** Begin GIVEN RECORDS **
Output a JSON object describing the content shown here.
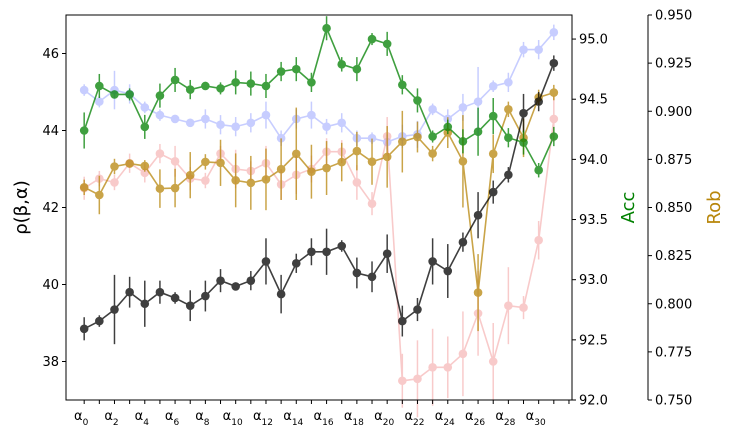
{
  "chart_data": {
    "type": "line",
    "x_labels": [
      "α",
      "α",
      "α",
      "α",
      "α",
      "α",
      "α",
      "α",
      "α",
      "α",
      "α",
      "α",
      "α",
      "α",
      "α",
      "α"
    ],
    "x_label_subscripts": [
      "0",
      "2",
      "4",
      "6",
      "8",
      "10",
      "12",
      "14",
      "16",
      "18",
      "20",
      "22",
      "24",
      "26",
      "28",
      "30"
    ],
    "x": [
      0,
      1,
      2,
      3,
      4,
      5,
      6,
      7,
      8,
      9,
      10,
      11,
      12,
      13,
      14,
      15,
      16,
      17,
      18,
      19,
      20,
      21,
      22,
      23,
      24,
      25,
      26,
      27,
      28,
      29,
      30,
      31
    ],
    "axes": {
      "left": {
        "label": "ρ(β,α)",
        "ylim": [
          37,
          47
        ],
        "ticks": [
          "38",
          "40",
          "42",
          "44",
          "46"
        ],
        "tick_values": [
          38,
          40,
          42,
          44,
          46
        ]
      },
      "acc": {
        "label": "Acc",
        "color": "#008000",
        "ylim": [
          92.0,
          95.2
        ],
        "ticks": [
          "92.0",
          "92.5",
          "93.0",
          "93.5",
          "94.0",
          "94.5",
          "95.0"
        ],
        "tick_values": [
          92.0,
          92.5,
          93.0,
          93.5,
          94.0,
          94.5,
          95.0
        ]
      },
      "rob": {
        "label": "Rob",
        "color": "#b8860b",
        "ylim": [
          0.75,
          0.95
        ],
        "ticks": [
          "0.750",
          "0.775",
          "0.800",
          "0.825",
          "0.850",
          "0.875",
          "0.900",
          "0.925",
          "0.950"
        ],
        "tick_values": [
          0.75,
          0.775,
          0.8,
          0.825,
          0.85,
          0.875,
          0.9,
          0.925,
          0.95
        ]
      }
    },
    "series": [
      {
        "axis": "left",
        "color": "#9aa6ff",
        "opacity": 0.55,
        "values": [
          45.05,
          44.75,
          45.05,
          44.95,
          44.6,
          44.4,
          44.3,
          44.2,
          44.3,
          44.15,
          44.1,
          44.2,
          44.4,
          43.8,
          44.3,
          44.4,
          44.1,
          44.2,
          43.8,
          43.8,
          43.7,
          43.85,
          43.9,
          44.55,
          44.3,
          44.6,
          44.75,
          45.15,
          45.25,
          46.1,
          46.1,
          46.55
        ],
        "errors": [
          0.15,
          0.15,
          0.5,
          0.25,
          0.15,
          0.15,
          0.1,
          0.1,
          0.25,
          0.25,
          0.25,
          0.25,
          0.35,
          0.2,
          0.25,
          0.35,
          0.2,
          0.25,
          0.2,
          0.15,
          0.2,
          0.3,
          0.35,
          0.15,
          0.25,
          0.35,
          0.9,
          0.15,
          0.25,
          0.2,
          0.25,
          0.2
        ]
      },
      {
        "axis": "left",
        "color": "#f4a0a0",
        "opacity": 0.55,
        "values": [
          42.5,
          42.75,
          42.65,
          43.15,
          42.9,
          43.4,
          43.2,
          42.75,
          42.7,
          43.4,
          43.0,
          42.95,
          43.15,
          42.6,
          42.85,
          43.0,
          43.45,
          43.45,
          42.65,
          42.1,
          43.85,
          37.5,
          37.55,
          37.85,
          37.85,
          38.2,
          39.25,
          38.0,
          39.45,
          39.4,
          41.15,
          44.3
        ],
        "errors": [
          0.3,
          0.2,
          0.2,
          0.25,
          0.25,
          0.25,
          0.4,
          0.3,
          0.2,
          0.2,
          0.5,
          0.25,
          0.45,
          0.4,
          0.5,
          0.35,
          0.35,
          0.3,
          0.45,
          0.3,
          0.5,
          0.7,
          1.0,
          1.0,
          0.8,
          1.1,
          1.1,
          1.0,
          1.0,
          0.3,
          0.5,
          0.6
        ]
      },
      {
        "axis": "rob",
        "color": "#b8860b",
        "opacity": 0.75,
        "values": [
          0.8605,
          0.8565,
          0.8713,
          0.8728,
          0.8716,
          0.8598,
          0.8601,
          0.8668,
          0.8737,
          0.8732,
          0.8641,
          0.8628,
          0.8646,
          0.8699,
          0.8779,
          0.8686,
          0.8705,
          0.8736,
          0.8793,
          0.8738,
          0.8763,
          0.8842,
          0.8866,
          0.878,
          0.8889,
          0.874,
          0.8058,
          0.8779,
          0.901,
          0.8862,
          0.9072,
          0.9097
        ],
        "errors": [
          0.004,
          0.01,
          0.004,
          0.002,
          0.003,
          0.01,
          0.01,
          0.012,
          0.004,
          0.012,
          0.014,
          0.014,
          0.016,
          0.016,
          0.024,
          0.014,
          0.014,
          0.01,
          0.01,
          0.012,
          0.016,
          0.016,
          0.008,
          0.004,
          0.008,
          0.024,
          0.02,
          0.01,
          0.004,
          0.01,
          0.004,
          0.004
        ]
      },
      {
        "axis": "left",
        "color": "#000000",
        "opacity": 0.75,
        "values": [
          38.85,
          39.05,
          39.35,
          39.8,
          39.5,
          39.8,
          39.65,
          39.45,
          39.7,
          40.1,
          39.95,
          40.1,
          40.6,
          39.75,
          40.55,
          40.85,
          40.85,
          41.0,
          40.3,
          40.2,
          40.8,
          39.05,
          39.35,
          40.6,
          40.35,
          41.1,
          41.8,
          42.4,
          42.85,
          44.45,
          44.75,
          45.75
        ],
        "errors": [
          0.3,
          0.15,
          0.9,
          0.4,
          0.6,
          0.3,
          0.15,
          0.4,
          0.4,
          0.3,
          0.1,
          0.25,
          0.6,
          0.5,
          0.25,
          0.35,
          0.6,
          0.15,
          0.4,
          0.4,
          0.5,
          0.4,
          0.3,
          0.6,
          0.7,
          0.25,
          0.6,
          0.3,
          0.2,
          0.5,
          0.25,
          0.2
        ]
      },
      {
        "axis": "acc",
        "color": "#008000",
        "opacity": 0.75,
        "values": [
          94.24,
          94.61,
          94.54,
          94.54,
          94.27,
          94.53,
          94.66,
          94.58,
          94.61,
          94.59,
          94.64,
          94.63,
          94.61,
          94.73,
          94.75,
          94.64,
          95.09,
          94.79,
          94.75,
          95.0,
          94.96,
          94.62,
          94.49,
          94.19,
          94.27,
          94.15,
          94.23,
          94.36,
          94.18,
          94.14,
          93.91,
          94.19
        ],
        "errors": [
          0.15,
          0.1,
          0.03,
          0.05,
          0.1,
          0.1,
          0.1,
          0.08,
          0.03,
          0.05,
          0.1,
          0.1,
          0.1,
          0.08,
          0.1,
          0.08,
          0.1,
          0.06,
          0.1,
          0.05,
          0.1,
          0.08,
          0.1,
          0.05,
          0.06,
          0.1,
          0.2,
          0.15,
          0.08,
          0.1,
          0.06,
          0.08
        ]
      }
    ]
  }
}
** End GIVEN RECORDS **
● EXERCISE INSTRUCTIONS: List each line holding the string "color".

● RESPONSE TO THIS TASK:
        "color": "#008000",
        "color": "#b8860b",
        "color": "#9aa6ff",
        "color": "#f4a0a0",
        "color": "#b8860b",
        "color": "#000000",
        "color": "#008000",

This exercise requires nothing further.